>> BEGIN Stored rows

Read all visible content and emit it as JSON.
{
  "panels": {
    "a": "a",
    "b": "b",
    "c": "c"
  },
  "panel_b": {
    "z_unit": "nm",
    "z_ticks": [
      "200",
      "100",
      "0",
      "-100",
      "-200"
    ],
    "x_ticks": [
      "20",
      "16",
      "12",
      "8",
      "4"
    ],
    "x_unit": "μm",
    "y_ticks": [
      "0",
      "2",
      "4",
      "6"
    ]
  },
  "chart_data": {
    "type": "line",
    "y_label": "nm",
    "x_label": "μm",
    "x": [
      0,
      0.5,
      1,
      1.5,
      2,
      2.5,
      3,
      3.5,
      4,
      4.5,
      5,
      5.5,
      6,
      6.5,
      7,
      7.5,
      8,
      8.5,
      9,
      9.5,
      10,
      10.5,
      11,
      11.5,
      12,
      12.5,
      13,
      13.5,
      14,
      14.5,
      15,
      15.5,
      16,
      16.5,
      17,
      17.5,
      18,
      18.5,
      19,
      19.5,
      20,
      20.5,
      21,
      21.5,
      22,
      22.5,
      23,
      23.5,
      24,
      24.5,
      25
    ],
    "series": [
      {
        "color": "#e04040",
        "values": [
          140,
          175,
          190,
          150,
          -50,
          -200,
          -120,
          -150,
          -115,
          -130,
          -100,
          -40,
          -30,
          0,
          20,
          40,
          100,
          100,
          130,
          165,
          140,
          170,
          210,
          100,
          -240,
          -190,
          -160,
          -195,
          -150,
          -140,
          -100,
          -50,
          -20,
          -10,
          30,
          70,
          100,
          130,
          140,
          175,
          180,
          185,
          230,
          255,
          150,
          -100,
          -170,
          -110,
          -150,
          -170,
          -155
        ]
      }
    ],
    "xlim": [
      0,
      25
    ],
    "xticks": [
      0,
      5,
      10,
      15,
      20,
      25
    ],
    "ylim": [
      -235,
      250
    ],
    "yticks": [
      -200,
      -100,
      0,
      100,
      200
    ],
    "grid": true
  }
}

>> END Stored rows

- Task to carry out -
Repeat every entry exactly, please.

- Answer to the task -
Read all visible content and emit it as JSON.
{
  "panels": {
    "a": "a",
    "b": "b",
    "c": "c"
  },
  "panel_b": {
    "z_unit": "nm",
    "z_ticks": [
      "200",
      "100",
      "0",
      "-100",
      "-200"
    ],
    "x_ticks": [
      "20",
      "16",
      "12",
      "8",
      "4"
    ],
    "x_unit": "μm",
    "y_ticks": [
      "0",
      "2",
      "4",
      "6"
    ]
  },
  "chart_data": {
    "type": "line",
    "y_label": "nm",
    "x_label": "μm",
    "x": [
      0,
      0.5,
      1,
      1.5,
      2,
      2.5,
      3,
      3.5,
      4,
      4.5,
      5,
      5.5,
      6,
      6.5,
      7,
      7.5,
      8,
      8.5,
      9,
      9.5,
      10,
      10.5,
      11,
      11.5,
      12,
      12.5,
      13,
      13.5,
      14,
      14.5,
      15,
      15.5,
      16,
      16.5,
      17,
      17.5,
      18,
      18.5,
      19,
      19.5,
      20,
      20.5,
      21,
      21.5,
      22,
      22.5,
      23,
      23.5,
      24,
      24.5,
      25
    ],
    "series": [
      {
        "color": "#e04040",
        "values": [
          140,
          175,
          190,
          150,
          -50,
          -200,
          -120,
          -150,
          -115,
          -130,
          -100,
          -40,
          -30,
          0,
          20,
          40,
          100,
          100,
          130,
          165,
          140,
          170,
          210,
          100,
          -240,
          -190,
          -160,
          -195,
          -150,
          -140,
          -100,
          -50,
          -20,
          -10,
          30,
          70,
          100,
          130,
          140,
          175,
          180,
          185,
          230,
          255,
          150,
          -100,
          -170,
          -110,
          -150,
          -170,
          -155
        ]
      }
    ],
    "xlim": [
      0,
      25
    ],
    "xticks": [
      0,
      5,
      10,
      15,
      20,
      25
    ],
    "ylim": [
      -235,
      250
    ],
    "yticks": [
      -200,
      -100,
      0,
      100,
      200
    ],
    "grid": true
  }
}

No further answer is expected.